Living in the Microbial World: How Many Microbes?
Dilution Plating TechniqueDownload (Microsoft Word 29kB Jul22 05)
Dilution and plating of samples is a common technique used to try to approximate the number of bacteria present in a sample. We will be using samples of soil, compost, mulch, and others to try to get an idea of how numerous and diverse bacteria are in these environments. In order to count how many bacteria are in a sample, we first need to dilute the sample by a defined amount using serial dilution. Then we will grow a portion of the sample on a medium such as tryptic soy agar (TSA) or nutrient agar.Procedure
For this activity, you should work in groups of two. You will receive the following:
- Label the tops of vials 1-7 with a Sharpie marker.
- Weigh out one gram of your sample (compost, soil, mulch, leaf litter, etc.) and place it into vial #1. Shake the vial vigorously approximately 100 times.
- Use the sterile graduated pipette and place 1 ml of the mixture from vial 1 into vial 2. You may have to let the larger pieces of your sample settle to the bottom first.
- Using a new pipette, take 1 ml of liquid from vial 2 and place it in vial 3. Take a new pipette and transfer 1 ml of liquid from vial 3 into vial 4. Transfer 1 ml of liquid from vial 4 into vial 5. Continue this set of transfers, using a new pipette each time, until you have transferred 1 ml into each of the vials.
- Take the last four dilutions that you made (vials 4-7). We will be plating samples from each of these onto the four plates. Label the bottom of each plate with the numbers 4-7. Using the fine tip sterile pipettes, take a sample from each vial and place it onto the appropriately labeled plate. Place only 7 DROPS onto each plate. (This is tricky; you can practice by pipetting some liquid onto a paper towel). 7 drops from these pipettes are equivalent to approximately 1/10th of a milliliter (100(1). Take a small plastic tube and dump the sterile beads onto the plate—don't worry if one of the beads is stuck on the bottom of the tube. Close the plate and GENTLY swirl the bead across the surface of the agar so that they spread the liquid all over the plate. Do not swirl the plate too hard, or the beads will only go around the edge of the plate. When done, dump the beads into a beaker of bleach solution (they can be reused).

**What this exercise asks**
1. Using the dilution plating text, decide whether each statement agrees with it: (a) students are to work in groups of two; (b) after the sample is placed in vial #1, the vial is shaken about 50 times; (c) a single pipette is used for all of the transfers between vials. Answer yes or no for each, quoting the words of the text that settle it.
2. Quote the dilution plating text word for word, starting at "Living in the" and ending at "a Sharpie marker.".
The items that come after this point are separate material with no connection to the dilution plating text.

**Records provided**

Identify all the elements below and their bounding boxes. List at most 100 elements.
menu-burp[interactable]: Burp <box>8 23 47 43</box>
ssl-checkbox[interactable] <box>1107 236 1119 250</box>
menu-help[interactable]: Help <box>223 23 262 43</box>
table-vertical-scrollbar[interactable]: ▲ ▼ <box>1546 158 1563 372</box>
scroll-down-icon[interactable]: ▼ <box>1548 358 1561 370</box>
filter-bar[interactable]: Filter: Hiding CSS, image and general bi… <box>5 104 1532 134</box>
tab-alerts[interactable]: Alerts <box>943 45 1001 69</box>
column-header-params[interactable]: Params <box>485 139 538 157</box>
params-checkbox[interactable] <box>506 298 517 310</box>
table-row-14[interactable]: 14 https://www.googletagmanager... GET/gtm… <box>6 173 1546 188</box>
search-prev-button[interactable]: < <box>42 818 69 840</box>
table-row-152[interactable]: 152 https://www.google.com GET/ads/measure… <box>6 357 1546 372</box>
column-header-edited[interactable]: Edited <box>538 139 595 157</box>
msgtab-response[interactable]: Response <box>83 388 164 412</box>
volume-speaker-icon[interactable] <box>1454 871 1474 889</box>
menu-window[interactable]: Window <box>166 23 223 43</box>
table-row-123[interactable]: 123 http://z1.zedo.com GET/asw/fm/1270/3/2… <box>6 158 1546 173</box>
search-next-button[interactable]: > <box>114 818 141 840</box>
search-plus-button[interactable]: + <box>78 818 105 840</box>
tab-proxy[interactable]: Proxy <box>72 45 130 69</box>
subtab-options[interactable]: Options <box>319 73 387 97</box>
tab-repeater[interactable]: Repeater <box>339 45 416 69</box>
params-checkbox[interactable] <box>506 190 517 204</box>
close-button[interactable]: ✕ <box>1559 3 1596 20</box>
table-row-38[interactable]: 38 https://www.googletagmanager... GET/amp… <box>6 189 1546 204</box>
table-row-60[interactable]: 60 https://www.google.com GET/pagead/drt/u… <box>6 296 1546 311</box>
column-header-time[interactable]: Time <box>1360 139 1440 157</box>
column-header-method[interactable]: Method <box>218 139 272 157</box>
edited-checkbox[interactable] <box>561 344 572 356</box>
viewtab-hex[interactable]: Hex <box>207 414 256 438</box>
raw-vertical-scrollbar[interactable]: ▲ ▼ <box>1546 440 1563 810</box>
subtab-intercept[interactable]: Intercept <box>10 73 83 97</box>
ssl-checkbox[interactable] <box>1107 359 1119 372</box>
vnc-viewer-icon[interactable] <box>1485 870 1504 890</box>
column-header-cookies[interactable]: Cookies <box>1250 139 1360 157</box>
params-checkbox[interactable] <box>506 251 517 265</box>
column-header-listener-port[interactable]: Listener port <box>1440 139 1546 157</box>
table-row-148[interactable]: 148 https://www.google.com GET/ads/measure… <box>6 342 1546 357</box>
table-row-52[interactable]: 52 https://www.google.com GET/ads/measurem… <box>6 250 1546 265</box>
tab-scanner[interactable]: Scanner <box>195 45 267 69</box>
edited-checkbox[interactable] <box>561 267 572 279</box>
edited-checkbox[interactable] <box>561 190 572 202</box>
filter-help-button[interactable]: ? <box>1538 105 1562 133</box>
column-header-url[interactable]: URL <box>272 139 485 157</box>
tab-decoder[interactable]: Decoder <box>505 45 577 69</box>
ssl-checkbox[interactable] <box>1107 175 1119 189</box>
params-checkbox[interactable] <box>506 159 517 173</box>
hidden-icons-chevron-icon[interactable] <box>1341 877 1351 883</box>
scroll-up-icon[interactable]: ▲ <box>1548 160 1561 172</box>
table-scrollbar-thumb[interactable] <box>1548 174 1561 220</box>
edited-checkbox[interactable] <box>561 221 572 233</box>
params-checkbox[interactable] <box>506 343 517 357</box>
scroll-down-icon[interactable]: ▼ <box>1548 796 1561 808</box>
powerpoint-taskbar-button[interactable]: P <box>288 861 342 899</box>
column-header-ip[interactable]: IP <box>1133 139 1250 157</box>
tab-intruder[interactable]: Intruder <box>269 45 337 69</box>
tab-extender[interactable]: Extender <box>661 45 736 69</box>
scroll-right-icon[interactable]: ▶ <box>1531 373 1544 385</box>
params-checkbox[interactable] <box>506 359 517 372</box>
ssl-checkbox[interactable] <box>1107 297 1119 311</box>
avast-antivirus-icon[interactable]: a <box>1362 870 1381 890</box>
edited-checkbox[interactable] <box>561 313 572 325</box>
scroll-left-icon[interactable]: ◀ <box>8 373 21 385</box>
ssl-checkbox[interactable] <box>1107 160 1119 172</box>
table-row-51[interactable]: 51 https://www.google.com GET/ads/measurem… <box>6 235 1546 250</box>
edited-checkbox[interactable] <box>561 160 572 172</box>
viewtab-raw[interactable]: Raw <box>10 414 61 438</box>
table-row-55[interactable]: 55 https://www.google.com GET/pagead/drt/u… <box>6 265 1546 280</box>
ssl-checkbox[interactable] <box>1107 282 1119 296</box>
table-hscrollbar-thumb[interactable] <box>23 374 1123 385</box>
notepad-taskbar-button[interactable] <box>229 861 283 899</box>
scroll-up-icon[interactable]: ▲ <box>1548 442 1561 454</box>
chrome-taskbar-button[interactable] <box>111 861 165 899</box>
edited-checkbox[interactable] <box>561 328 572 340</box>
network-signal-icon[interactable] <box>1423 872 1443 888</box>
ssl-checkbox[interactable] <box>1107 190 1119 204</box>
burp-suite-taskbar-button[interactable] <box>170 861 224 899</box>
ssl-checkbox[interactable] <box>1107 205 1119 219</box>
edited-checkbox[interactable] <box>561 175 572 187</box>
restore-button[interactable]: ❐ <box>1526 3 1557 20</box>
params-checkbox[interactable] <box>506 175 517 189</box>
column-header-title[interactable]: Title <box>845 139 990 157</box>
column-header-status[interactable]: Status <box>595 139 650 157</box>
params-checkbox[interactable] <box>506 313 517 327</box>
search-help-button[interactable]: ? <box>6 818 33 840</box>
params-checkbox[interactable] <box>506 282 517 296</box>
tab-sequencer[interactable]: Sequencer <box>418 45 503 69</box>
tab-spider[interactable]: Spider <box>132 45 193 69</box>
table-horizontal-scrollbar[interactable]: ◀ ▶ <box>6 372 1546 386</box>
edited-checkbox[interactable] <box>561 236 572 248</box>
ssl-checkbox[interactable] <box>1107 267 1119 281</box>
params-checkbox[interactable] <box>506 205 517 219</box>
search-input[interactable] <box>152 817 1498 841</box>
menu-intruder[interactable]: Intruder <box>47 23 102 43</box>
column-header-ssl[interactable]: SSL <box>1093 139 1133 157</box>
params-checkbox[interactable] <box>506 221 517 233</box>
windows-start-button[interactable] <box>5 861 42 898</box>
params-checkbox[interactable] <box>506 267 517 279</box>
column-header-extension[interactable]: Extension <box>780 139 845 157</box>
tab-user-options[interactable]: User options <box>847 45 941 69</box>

**Responses by task**
1.
(a) Yes: "For this activity, you should work in groups of two."
(b) No: "Shake the vial vigorously approximately 100 times."
(c) No: "Continue this set of transfers, using a new pipette each time, until you have transferred 1 ml into each of the vials."

2.
Living in the Microbial World: How Many Microbes?
Dilution Plating TechniqueDownload (Microsoft Word 29kB Jul22 05)
Dilution and plating of samples is a common technique used to try to approximate the number of bacteria present in a sample. We will be using samples of soil, compost, mulch, and others to try to get an idea of how numerous and diverse bacteria are in these environments. In order to count how many bacteria are in a sample, we first need to dilute the sample by a defined amount using serial dilution. Then we will grow a portion of the sample on a medium such as tryptic soy agar (TSA) or nutrient agar.Procedure
For this activity, you should work in groups of two. You will receive the following:
- Label the tops of vials 1-7 with a Sharpie marker.